-- Task requirements --
Among the lines below, list those containing the string "Orthop".
= = = = = = =
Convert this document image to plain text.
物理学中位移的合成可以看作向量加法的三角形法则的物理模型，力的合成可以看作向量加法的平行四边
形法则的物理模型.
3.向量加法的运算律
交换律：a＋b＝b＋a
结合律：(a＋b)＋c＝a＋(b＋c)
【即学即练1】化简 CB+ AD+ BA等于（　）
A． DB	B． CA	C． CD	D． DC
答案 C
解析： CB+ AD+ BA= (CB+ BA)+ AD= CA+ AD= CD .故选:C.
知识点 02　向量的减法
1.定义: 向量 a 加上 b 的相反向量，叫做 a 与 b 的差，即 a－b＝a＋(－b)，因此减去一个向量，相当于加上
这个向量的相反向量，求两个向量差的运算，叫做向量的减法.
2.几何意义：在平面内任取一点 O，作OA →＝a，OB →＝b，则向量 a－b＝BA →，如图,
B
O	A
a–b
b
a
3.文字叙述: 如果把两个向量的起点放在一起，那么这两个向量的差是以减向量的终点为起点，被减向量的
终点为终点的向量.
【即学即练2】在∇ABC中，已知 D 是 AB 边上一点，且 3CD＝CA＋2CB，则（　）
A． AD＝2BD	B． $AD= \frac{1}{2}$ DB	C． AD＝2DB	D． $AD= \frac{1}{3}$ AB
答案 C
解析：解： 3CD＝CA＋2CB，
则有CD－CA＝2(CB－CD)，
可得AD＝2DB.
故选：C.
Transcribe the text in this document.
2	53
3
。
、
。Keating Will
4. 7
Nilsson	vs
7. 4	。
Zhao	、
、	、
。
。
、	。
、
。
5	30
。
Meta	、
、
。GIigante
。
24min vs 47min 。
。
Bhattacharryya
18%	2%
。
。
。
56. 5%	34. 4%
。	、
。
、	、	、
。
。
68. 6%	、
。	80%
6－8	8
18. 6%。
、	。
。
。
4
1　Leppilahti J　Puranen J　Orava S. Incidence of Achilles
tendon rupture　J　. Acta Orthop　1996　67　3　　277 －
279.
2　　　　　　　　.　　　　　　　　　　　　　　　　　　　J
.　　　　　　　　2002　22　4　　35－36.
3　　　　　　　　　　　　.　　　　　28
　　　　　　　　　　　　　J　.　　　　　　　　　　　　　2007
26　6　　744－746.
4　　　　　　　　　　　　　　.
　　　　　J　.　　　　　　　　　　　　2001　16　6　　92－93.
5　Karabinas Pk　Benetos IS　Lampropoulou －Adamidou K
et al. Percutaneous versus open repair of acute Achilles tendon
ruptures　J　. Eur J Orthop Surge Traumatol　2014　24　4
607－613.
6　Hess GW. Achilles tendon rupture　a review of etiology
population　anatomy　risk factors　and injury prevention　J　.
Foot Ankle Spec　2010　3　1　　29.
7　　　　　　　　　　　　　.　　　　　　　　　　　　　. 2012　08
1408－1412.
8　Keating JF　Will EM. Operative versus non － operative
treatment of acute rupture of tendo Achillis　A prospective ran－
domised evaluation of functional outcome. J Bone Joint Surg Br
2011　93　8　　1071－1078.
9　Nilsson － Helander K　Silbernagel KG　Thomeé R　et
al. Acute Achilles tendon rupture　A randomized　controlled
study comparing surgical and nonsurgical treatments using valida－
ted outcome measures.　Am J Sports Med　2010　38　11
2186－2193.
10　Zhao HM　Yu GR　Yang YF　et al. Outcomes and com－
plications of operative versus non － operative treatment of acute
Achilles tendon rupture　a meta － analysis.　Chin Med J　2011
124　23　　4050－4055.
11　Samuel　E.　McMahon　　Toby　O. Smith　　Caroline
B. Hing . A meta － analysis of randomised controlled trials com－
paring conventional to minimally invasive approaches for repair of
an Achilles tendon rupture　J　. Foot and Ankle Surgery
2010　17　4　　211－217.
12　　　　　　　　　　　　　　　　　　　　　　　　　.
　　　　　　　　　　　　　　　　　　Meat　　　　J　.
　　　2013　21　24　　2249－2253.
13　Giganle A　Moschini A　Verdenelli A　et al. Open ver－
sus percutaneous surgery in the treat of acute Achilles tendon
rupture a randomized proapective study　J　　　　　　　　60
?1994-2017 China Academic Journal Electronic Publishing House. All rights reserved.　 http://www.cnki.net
= = = = = = =
-- Output of the exercise --
tendon rupture　J　. Acta Orthop　1996　67　3　　277 －
ruptures　J　. Eur J Orthop Surge Traumatol　2014　24　4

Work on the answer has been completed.